Write out the material below again, unchanged.

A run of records
··········

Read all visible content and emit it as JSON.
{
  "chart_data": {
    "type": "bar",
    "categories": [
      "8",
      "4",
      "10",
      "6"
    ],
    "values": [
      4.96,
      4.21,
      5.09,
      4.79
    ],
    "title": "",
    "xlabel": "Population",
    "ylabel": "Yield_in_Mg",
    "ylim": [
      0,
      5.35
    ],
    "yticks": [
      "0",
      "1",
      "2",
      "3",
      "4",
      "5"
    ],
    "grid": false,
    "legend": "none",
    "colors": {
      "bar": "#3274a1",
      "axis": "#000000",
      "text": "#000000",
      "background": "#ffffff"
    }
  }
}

··········

▸ **REPLY TO THE EXERCISE**:
Read all visible content and emit it as JSON.
{
  "chart_data": {
    "type": "bar",
    "categories": [
      "8",
      "4",
      "10",
      "6"
    ],
    "values": [
      4.96,
      4.21,
      5.09,
      4.79
    ],
    "title": "",
    "xlabel": "Population",
    "ylabel": "Yield_in_Mg",
    "ylim": [
      0,
      5.35
    ],
    "yticks": [
      "0",
      "1",
      "2",
      "3",
      "4",
      "5"
    ],
    "grid": false,
    "legend": "none",
    "colors": {
      "bar": "#3274a1",
      "axis": "#000000",
      "text": "#000000",
      "background": "#ffffff"
    }
  }
}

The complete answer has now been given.